# GIVEN DATA
--

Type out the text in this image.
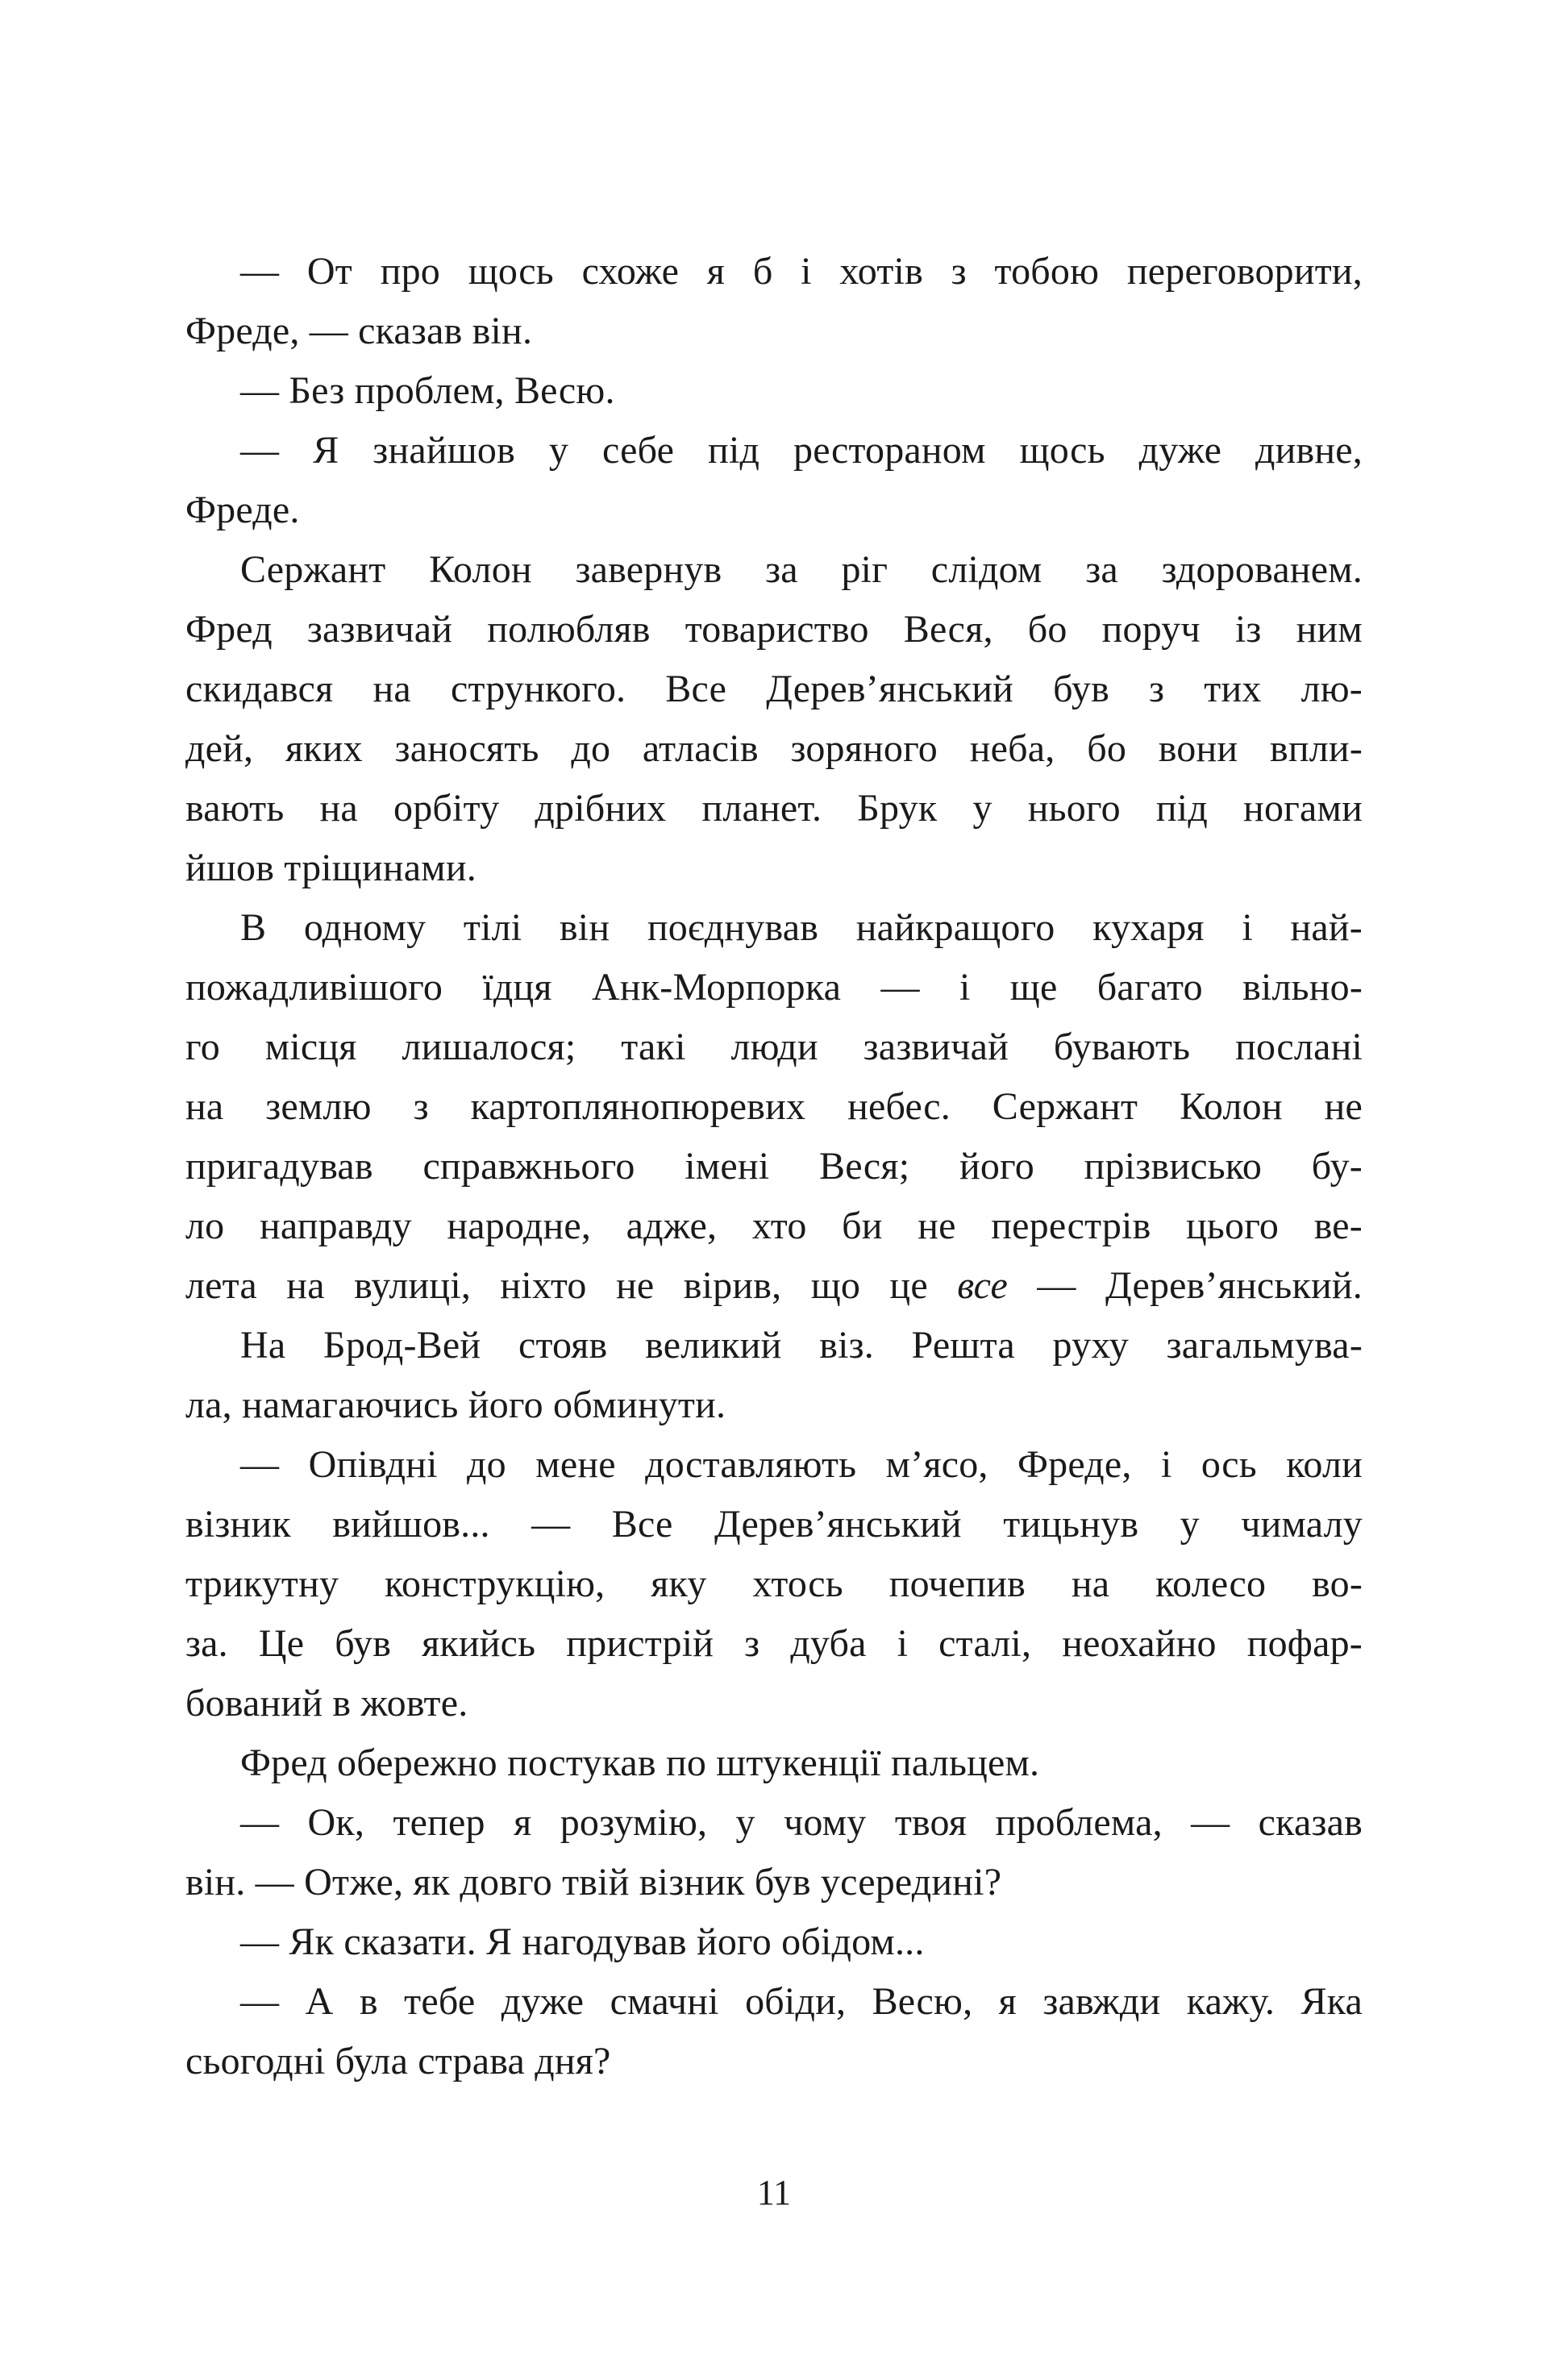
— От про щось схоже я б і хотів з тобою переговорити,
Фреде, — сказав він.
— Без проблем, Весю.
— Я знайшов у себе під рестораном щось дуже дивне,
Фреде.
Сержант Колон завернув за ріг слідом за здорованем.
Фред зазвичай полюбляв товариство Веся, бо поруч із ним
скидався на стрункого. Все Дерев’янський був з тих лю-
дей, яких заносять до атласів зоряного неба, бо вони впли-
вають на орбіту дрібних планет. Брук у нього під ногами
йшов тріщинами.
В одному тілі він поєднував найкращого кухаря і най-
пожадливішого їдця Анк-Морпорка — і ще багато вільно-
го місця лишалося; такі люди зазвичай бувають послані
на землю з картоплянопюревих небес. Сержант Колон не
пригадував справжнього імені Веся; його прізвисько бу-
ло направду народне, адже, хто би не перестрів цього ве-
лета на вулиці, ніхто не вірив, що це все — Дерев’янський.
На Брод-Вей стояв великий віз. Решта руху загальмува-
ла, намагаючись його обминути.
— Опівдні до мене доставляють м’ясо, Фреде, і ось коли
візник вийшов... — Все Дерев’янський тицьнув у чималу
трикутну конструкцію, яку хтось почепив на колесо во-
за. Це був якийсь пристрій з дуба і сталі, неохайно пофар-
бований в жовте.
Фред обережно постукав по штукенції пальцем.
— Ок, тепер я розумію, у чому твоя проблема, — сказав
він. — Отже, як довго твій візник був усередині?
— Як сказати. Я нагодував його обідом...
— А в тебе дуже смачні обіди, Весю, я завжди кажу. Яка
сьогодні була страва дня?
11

--

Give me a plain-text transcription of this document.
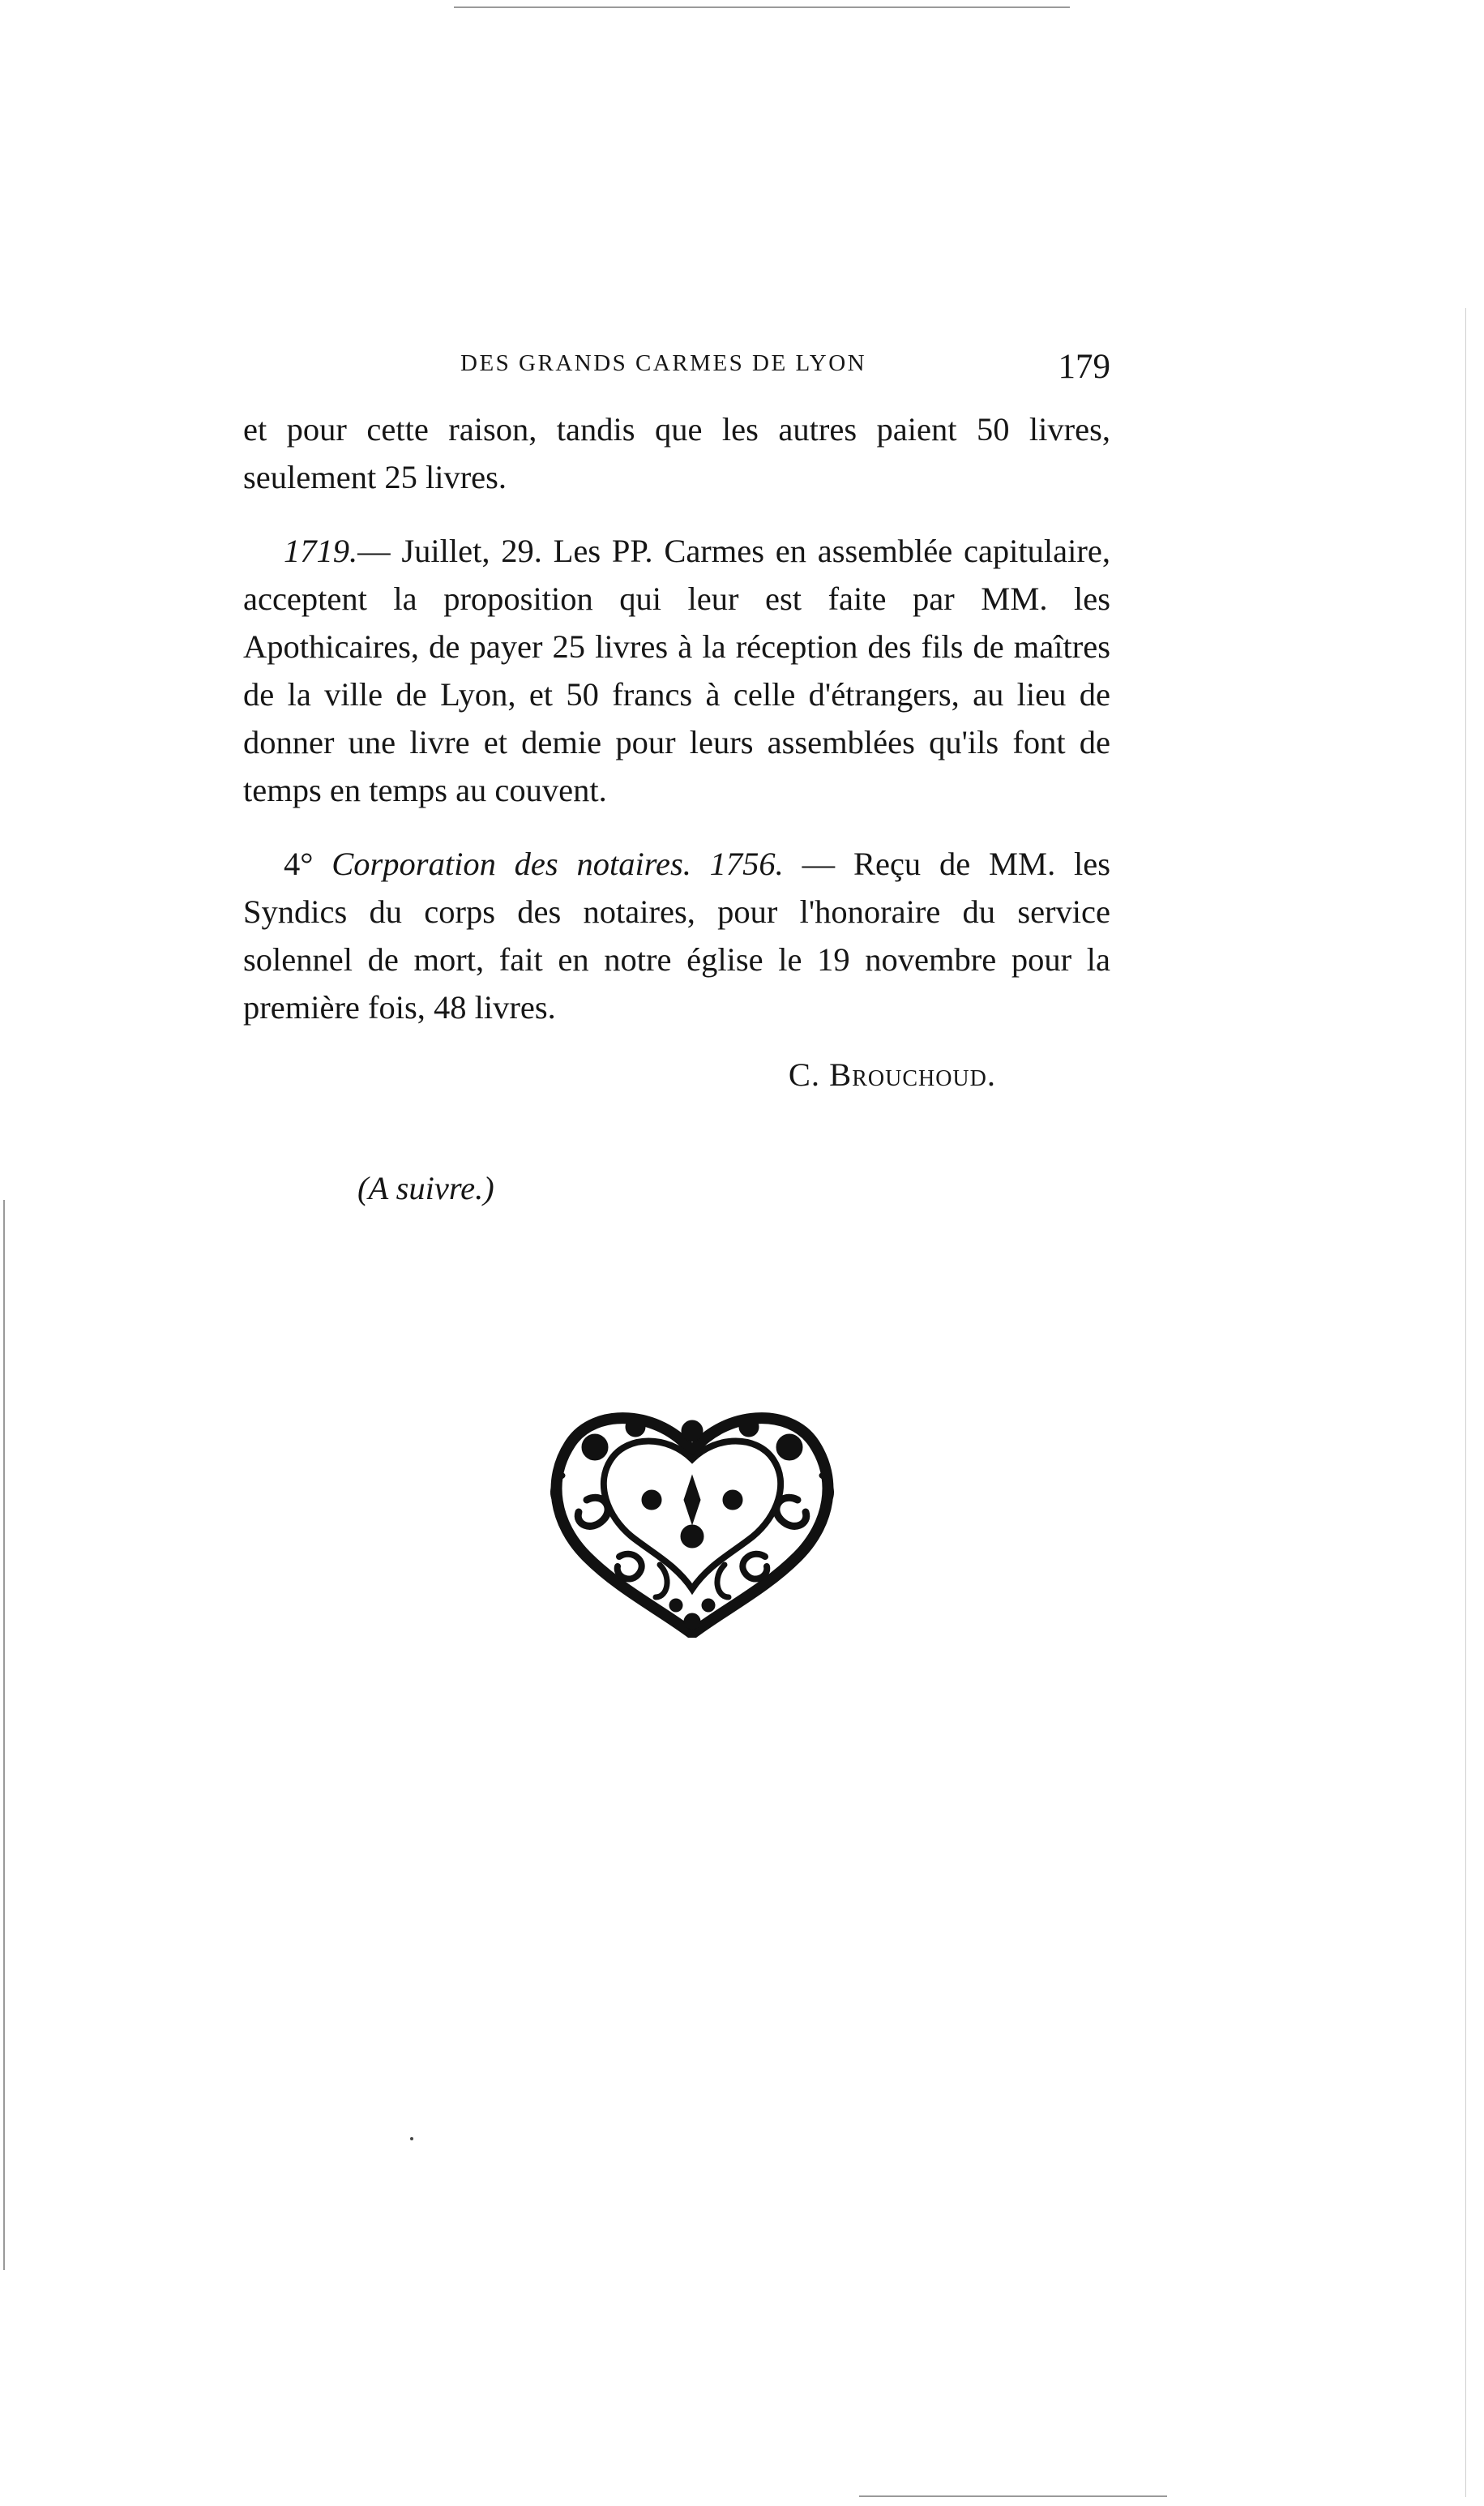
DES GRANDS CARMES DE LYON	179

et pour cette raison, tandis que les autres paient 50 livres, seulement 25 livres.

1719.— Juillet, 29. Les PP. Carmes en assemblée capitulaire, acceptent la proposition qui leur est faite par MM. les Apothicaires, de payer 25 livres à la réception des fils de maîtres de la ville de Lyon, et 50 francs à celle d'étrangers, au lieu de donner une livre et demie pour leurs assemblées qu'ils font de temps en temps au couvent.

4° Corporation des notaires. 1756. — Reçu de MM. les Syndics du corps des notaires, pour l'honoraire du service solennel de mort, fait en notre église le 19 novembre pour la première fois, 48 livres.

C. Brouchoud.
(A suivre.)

--

# PROBLEM REQUIREMENTS
Only the number is wanted: how many lines of the data contain the word "його"?

# EXERCISE RESPONSE
3